[Dataset items]

start

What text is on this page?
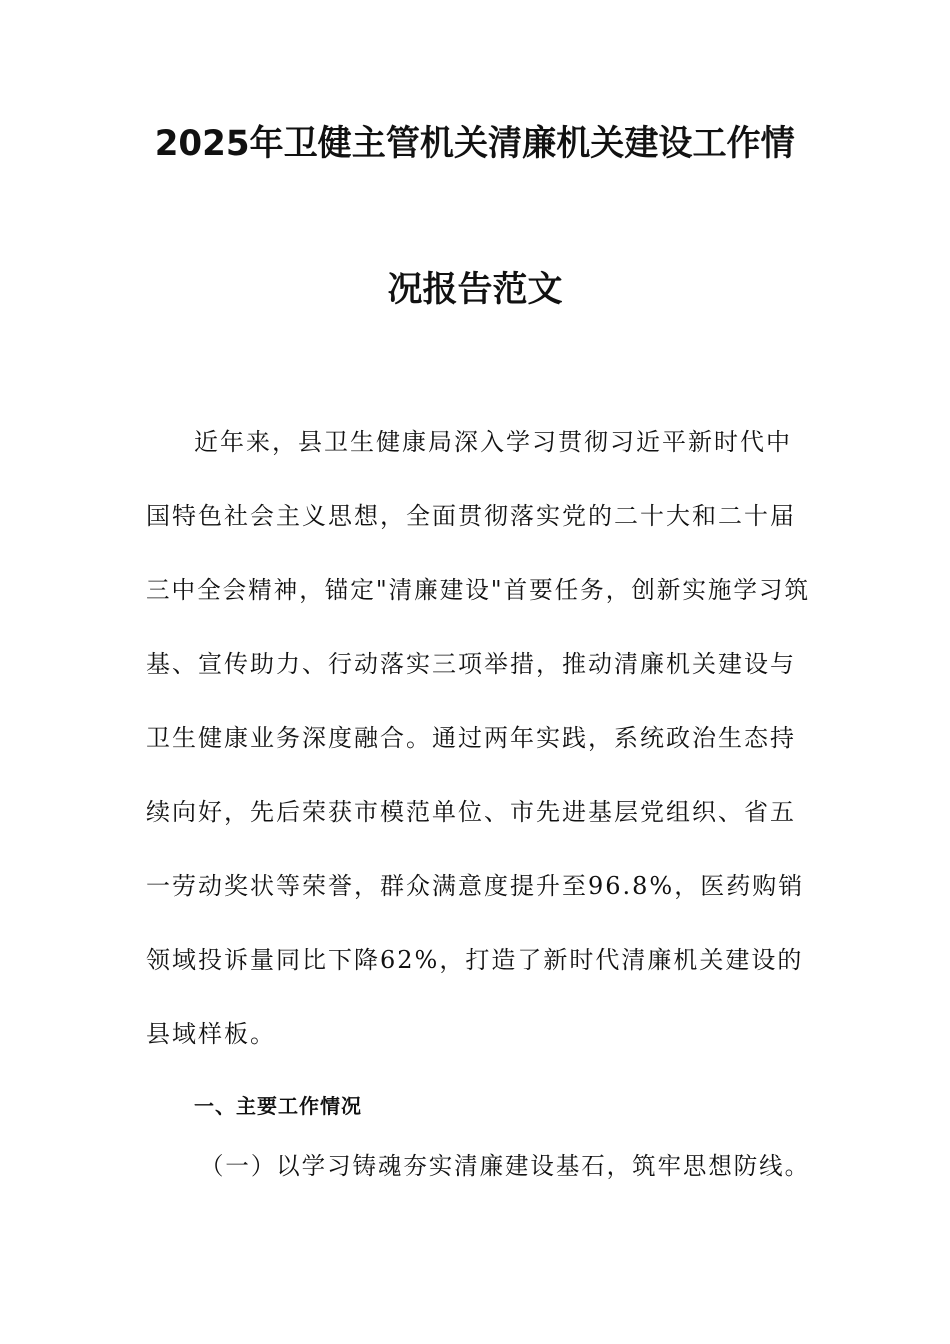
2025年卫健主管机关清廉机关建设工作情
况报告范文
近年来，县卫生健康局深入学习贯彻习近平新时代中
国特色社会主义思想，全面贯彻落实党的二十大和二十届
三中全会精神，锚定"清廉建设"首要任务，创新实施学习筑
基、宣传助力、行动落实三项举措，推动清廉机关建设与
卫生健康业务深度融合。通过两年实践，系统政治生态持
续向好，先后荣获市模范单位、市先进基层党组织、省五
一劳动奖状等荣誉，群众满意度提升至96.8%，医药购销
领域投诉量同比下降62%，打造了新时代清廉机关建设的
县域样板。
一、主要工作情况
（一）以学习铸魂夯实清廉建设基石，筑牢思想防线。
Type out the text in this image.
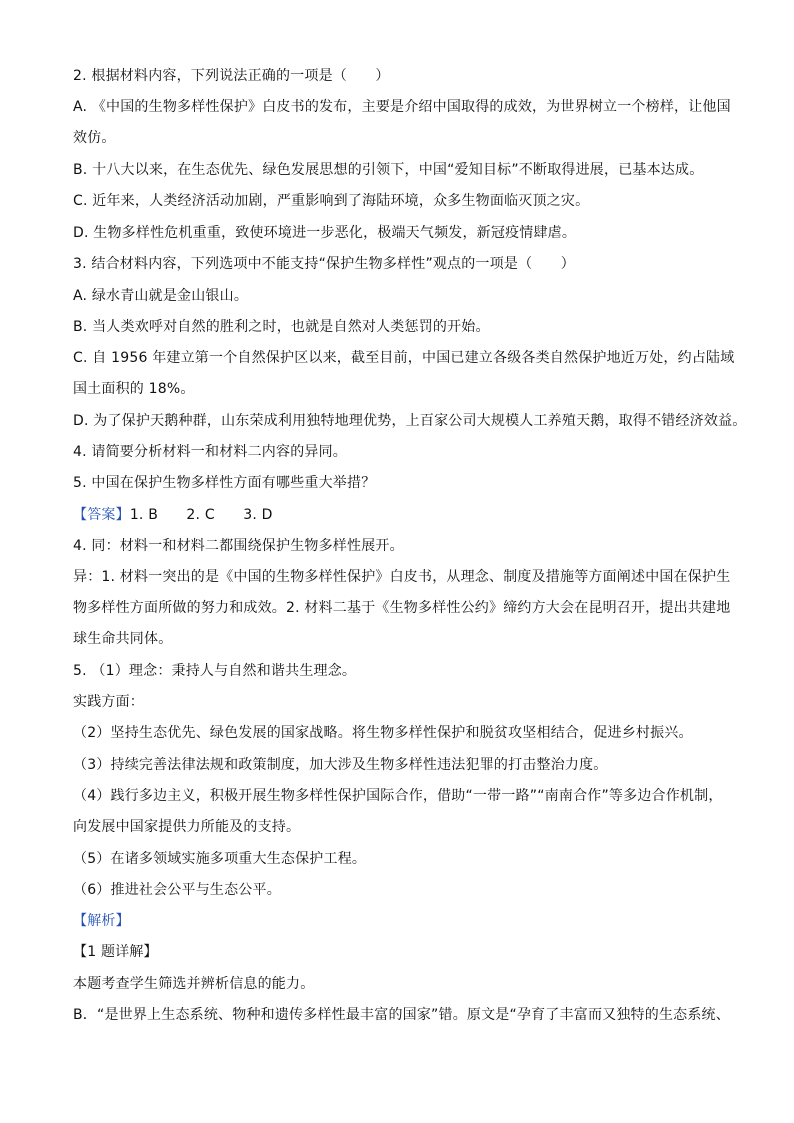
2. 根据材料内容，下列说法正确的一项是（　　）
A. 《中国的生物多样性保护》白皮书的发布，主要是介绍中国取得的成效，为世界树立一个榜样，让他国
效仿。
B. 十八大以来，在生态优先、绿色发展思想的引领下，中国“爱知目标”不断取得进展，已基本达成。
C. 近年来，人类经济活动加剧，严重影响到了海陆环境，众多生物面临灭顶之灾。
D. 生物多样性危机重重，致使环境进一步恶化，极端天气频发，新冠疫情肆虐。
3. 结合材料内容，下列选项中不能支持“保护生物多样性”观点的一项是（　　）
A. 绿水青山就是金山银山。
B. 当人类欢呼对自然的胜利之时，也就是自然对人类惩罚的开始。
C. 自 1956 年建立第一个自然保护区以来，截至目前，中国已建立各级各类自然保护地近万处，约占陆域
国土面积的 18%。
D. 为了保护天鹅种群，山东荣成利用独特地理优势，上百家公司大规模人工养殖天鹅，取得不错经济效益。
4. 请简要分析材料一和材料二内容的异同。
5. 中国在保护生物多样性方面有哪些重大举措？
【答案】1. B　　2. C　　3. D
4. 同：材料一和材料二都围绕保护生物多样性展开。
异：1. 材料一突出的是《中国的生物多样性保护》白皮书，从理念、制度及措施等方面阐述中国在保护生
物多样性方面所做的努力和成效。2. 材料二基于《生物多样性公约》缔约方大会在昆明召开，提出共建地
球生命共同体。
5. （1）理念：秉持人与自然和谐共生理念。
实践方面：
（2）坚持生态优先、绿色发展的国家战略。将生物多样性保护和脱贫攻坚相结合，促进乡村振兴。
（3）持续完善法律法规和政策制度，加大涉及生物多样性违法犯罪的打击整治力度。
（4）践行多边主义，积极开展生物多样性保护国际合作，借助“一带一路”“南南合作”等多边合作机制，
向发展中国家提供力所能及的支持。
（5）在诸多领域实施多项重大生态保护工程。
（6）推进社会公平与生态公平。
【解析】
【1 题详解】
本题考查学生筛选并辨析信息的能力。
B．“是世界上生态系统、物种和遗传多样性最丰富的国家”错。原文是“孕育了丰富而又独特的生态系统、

end

Short exercise:
Transcribe the material exactly, keeping every word and none of the pictures.

The reply:
What text is on this page?
2025年卫健主管机关清廉机关建设工作情
况报告范文
近年来，县卫生健康局深入学习贯彻习近平新时代中
国特色社会主义思想，全面贯彻落实党的二十大和二十届
三中全会精神，锚定"清廉建设"首要任务，创新实施学习筑
基、宣传助力、行动落实三项举措，推动清廉机关建设与
卫生健康业务深度融合。通过两年实践，系统政治生态持
续向好，先后荣获市模范单位、市先进基层党组织、省五
一劳动奖状等荣誉，群众满意度提升至96.8%，医药购销
领域投诉量同比下降62%，打造了新时代清廉机关建设的
县域样板。
一、主要工作情况
（一）以学习铸魂夯实清廉建设基石，筑牢思想防线。
Type out the text in this image.
2. 根据材料内容，下列说法正确的一项是（　　）
A. 《中国的生物多样性保护》白皮书的发布，主要是介绍中国取得的成效，为世界树立一个榜样，让他国
效仿。
B. 十八大以来，在生态优先、绿色发展思想的引领下，中国“爱知目标”不断取得进展，已基本达成。
C. 近年来，人类经济活动加剧，严重影响到了海陆环境，众多生物面临灭顶之灾。
D. 生物多样性危机重重，致使环境进一步恶化，极端天气频发，新冠疫情肆虐。
3. 结合材料内容，下列选项中不能支持“保护生物多样性”观点的一项是（　　）
A. 绿水青山就是金山银山。
B. 当人类欢呼对自然的胜利之时，也就是自然对人类惩罚的开始。
C. 自 1956 年建立第一个自然保护区以来，截至目前，中国已建立各级各类自然保护地近万处，约占陆域
国土面积的 18%。
D. 为了保护天鹅种群，山东荣成利用独特地理优势，上百家公司大规模人工养殖天鹅，取得不错经济效益。
4. 请简要分析材料一和材料二内容的异同。
5. 中国在保护生物多样性方面有哪些重大举措？
【答案】1. B　　2. C　　3. D
4. 同：材料一和材料二都围绕保护生物多样性展开。
异：1. 材料一突出的是《中国的生物多样性保护》白皮书，从理念、制度及措施等方面阐述中国在保护生
物多样性方面所做的努力和成效。2. 材料二基于《生物多样性公约》缔约方大会在昆明召开，提出共建地
球生命共同体。
5. （1）理念：秉持人与自然和谐共生理念。
实践方面：
（2）坚持生态优先、绿色发展的国家战略。将生物多样性保护和脱贫攻坚相结合，促进乡村振兴。
（3）持续完善法律法规和政策制度，加大涉及生物多样性违法犯罪的打击整治力度。
（4）践行多边主义，积极开展生物多样性保护国际合作，借助“一带一路”“南南合作”等多边合作机制，
向发展中国家提供力所能及的支持。
（5）在诸多领域实施多项重大生态保护工程。
（6）推进社会公平与生态公平。
【解析】
【1 题详解】
本题考查学生筛选并辨析信息的能力。
B．“是世界上生态系统、物种和遗传多样性最丰富的国家”错。原文是“孕育了丰富而又独特的生态系统、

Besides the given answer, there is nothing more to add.